[Structured figure records]
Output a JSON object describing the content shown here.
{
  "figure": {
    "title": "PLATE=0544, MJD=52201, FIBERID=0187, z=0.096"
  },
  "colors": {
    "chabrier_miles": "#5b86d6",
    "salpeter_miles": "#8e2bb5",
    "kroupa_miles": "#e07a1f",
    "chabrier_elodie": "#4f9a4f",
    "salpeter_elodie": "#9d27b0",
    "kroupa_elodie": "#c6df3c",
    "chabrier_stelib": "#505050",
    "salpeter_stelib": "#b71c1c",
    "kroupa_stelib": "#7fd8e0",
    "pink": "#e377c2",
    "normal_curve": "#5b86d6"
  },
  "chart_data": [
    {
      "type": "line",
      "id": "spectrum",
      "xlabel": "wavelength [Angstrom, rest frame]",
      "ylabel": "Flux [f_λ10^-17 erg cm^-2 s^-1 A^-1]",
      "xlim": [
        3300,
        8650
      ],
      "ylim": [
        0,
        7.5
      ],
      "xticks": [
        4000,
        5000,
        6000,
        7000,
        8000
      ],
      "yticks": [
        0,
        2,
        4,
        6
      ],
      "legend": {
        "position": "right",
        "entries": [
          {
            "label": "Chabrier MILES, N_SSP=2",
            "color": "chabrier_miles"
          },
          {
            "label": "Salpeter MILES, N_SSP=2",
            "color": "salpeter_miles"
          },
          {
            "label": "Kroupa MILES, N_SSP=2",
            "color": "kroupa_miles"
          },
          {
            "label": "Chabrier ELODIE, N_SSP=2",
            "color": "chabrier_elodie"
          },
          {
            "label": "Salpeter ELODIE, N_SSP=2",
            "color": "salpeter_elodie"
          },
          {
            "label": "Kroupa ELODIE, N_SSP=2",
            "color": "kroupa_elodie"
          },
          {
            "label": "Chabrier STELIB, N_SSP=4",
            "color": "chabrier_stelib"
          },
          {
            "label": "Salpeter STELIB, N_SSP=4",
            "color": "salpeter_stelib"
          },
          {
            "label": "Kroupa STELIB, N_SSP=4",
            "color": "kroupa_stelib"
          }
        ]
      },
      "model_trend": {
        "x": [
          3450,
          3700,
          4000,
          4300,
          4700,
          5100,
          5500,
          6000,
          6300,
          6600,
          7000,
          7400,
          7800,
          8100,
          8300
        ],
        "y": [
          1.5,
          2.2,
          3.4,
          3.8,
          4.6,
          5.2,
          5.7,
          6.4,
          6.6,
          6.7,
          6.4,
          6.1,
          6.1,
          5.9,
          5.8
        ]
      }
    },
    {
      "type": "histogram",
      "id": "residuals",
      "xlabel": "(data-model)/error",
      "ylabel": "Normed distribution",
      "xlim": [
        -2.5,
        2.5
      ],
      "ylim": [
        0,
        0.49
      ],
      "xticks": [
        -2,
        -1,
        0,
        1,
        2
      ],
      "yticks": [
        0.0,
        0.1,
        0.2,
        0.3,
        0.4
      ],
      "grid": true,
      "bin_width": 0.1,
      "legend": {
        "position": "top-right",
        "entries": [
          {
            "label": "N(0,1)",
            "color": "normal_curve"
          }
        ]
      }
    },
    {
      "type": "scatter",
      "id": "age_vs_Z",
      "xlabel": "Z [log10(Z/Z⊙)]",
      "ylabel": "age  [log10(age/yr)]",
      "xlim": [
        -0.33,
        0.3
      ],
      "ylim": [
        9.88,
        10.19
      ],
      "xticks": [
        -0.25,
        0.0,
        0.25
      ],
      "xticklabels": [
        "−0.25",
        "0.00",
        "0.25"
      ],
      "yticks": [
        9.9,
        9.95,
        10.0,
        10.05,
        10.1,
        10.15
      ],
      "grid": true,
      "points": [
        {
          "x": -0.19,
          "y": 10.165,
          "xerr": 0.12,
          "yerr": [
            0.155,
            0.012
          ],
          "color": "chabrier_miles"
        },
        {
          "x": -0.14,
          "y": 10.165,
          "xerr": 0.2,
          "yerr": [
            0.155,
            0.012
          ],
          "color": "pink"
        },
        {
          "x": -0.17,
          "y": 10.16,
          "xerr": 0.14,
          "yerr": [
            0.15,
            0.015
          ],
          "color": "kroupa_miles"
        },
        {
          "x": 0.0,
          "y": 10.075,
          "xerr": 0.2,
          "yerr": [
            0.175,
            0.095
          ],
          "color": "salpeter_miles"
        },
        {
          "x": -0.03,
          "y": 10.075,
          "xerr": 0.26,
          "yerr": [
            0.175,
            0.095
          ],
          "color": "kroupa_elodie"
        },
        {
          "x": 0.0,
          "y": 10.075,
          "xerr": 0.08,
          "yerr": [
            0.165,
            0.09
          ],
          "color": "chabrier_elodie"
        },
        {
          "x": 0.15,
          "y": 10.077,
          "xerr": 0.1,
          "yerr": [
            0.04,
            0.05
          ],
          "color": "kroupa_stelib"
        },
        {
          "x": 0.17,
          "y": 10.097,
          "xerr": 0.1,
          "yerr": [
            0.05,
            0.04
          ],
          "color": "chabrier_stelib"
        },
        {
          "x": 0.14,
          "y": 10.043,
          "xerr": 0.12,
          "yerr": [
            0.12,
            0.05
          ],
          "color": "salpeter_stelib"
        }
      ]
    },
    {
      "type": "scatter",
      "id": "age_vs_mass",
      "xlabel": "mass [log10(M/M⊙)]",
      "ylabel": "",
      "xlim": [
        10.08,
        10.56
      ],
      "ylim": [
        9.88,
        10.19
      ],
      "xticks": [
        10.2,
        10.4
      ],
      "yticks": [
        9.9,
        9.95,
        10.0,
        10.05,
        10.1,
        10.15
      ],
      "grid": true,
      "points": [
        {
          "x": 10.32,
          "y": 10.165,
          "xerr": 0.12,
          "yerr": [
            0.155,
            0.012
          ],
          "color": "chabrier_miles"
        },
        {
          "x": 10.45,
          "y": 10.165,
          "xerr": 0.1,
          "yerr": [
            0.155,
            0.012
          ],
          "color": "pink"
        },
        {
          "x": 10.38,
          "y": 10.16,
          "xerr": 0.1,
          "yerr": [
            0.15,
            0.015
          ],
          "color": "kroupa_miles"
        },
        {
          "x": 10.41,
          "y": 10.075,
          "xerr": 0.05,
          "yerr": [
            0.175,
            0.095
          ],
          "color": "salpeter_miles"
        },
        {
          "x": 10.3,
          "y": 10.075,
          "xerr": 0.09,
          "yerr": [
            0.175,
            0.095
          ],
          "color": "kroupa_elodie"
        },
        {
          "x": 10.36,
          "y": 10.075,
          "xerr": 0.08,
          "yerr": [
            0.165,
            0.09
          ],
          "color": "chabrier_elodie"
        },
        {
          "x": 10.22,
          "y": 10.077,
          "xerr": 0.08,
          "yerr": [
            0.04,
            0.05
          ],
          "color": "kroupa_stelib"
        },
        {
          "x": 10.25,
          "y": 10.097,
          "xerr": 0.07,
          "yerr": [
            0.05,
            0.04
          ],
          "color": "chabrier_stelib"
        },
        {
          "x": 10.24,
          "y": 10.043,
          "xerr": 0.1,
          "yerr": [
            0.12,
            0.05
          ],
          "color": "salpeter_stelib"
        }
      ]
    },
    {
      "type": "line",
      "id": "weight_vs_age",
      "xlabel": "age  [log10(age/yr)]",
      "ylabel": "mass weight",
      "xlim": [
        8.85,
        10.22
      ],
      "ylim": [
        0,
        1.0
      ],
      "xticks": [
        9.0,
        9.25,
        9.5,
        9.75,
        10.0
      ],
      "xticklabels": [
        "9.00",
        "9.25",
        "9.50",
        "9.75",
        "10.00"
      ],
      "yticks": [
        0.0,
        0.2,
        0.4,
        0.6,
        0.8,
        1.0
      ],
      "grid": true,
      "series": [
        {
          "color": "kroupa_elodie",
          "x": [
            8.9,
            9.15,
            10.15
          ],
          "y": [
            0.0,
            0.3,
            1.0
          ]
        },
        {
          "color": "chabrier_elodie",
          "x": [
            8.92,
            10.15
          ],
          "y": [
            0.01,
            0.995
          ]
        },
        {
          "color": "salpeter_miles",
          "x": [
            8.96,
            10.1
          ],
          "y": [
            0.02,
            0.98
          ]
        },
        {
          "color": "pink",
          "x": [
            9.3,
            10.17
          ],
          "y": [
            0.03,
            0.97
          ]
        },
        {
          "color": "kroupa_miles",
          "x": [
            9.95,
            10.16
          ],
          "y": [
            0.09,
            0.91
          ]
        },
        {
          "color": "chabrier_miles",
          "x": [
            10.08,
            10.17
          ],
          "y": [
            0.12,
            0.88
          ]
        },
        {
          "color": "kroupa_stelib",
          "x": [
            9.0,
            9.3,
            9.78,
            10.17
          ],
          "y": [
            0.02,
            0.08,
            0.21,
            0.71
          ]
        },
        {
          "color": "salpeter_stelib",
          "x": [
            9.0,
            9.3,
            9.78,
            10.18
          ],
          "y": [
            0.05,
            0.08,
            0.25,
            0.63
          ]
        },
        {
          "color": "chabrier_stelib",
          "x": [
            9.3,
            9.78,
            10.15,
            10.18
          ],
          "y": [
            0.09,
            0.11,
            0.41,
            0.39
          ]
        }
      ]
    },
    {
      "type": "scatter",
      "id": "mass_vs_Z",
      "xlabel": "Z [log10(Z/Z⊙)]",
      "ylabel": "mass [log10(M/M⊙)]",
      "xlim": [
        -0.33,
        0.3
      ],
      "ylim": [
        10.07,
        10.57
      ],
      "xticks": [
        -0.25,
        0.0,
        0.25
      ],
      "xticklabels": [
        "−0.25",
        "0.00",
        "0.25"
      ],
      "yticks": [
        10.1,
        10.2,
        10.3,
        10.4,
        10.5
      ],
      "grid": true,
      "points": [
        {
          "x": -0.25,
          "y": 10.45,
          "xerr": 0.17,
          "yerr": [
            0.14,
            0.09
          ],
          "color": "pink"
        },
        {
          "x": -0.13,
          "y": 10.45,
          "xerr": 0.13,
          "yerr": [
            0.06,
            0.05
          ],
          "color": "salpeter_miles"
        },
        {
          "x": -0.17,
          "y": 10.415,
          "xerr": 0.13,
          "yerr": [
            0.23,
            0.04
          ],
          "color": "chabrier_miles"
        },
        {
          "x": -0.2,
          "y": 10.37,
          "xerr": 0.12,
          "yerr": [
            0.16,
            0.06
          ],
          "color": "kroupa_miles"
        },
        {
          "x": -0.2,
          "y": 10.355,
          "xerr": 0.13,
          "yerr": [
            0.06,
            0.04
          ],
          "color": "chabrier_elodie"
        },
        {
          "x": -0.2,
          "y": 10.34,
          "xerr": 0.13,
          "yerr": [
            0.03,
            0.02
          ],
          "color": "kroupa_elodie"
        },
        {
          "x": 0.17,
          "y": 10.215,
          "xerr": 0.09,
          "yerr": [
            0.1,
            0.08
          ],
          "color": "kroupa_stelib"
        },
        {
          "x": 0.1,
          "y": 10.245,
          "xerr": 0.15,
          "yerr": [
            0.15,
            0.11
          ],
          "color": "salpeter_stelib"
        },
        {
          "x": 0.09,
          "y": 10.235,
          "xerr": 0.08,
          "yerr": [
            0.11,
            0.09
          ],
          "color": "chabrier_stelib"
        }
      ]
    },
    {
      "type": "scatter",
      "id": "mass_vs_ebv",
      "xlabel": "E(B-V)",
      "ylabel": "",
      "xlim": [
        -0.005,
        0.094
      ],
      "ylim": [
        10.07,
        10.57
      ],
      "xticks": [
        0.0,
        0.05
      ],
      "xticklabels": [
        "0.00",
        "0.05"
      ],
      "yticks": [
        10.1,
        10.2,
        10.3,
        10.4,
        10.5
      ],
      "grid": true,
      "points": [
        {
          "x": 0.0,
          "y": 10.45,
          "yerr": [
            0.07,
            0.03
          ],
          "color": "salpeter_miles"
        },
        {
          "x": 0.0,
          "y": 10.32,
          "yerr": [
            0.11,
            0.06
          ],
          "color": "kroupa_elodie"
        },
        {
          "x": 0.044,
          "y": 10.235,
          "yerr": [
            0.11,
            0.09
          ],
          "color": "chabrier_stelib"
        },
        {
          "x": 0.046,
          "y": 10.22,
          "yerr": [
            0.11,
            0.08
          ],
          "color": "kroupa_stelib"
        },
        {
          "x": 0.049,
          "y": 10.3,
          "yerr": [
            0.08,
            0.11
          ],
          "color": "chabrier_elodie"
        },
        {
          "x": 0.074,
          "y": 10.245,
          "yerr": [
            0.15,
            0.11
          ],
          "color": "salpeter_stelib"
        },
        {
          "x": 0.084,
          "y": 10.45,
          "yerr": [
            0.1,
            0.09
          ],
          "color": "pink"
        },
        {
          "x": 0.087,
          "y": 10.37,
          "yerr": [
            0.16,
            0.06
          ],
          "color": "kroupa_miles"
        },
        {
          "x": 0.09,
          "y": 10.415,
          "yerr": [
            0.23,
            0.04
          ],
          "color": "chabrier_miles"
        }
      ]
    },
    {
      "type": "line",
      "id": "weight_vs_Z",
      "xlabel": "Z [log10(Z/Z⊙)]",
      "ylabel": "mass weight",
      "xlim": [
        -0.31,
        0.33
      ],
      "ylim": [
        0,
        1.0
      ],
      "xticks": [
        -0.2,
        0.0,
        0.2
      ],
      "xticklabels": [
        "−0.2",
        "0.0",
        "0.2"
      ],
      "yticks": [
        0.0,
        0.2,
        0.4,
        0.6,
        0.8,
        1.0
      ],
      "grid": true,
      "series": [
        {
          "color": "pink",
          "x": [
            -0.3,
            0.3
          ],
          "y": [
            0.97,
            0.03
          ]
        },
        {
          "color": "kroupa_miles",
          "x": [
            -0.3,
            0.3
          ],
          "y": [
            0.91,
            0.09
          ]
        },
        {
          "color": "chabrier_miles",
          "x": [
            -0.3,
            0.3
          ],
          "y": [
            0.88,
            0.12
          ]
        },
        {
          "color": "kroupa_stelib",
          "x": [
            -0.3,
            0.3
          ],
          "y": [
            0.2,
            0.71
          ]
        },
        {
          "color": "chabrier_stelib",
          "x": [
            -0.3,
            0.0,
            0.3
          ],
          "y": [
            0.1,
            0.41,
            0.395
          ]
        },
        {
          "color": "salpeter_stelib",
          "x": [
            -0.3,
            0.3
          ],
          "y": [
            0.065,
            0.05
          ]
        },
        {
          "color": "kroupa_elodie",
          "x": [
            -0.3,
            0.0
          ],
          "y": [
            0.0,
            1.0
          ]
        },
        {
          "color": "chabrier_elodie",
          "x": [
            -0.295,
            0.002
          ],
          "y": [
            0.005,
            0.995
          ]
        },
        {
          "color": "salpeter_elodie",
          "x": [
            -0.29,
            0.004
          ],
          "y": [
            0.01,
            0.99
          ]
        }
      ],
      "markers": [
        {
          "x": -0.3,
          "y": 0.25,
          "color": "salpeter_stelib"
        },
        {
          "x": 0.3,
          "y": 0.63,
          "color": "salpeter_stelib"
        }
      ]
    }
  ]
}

*Set problem:* Go through the records. Copy each line where "xlabel" appears.

*Reply:*
      "xlabel": "wavelength [Angstrom, rest frame]",
      "xlabel": "(data-model)/error",
      "xlabel": "Z [log10(Z/Z⊙)]",
      "xlabel": "mass [log10(M/M⊙)]",
      "xlabel": "age  [log10(age/yr)]",
      "xlabel": "Z [log10(Z/Z⊙)]",
      "xlabel": "E(B-V)",
      "xlabel": "Z [log10(Z/Z⊙)]",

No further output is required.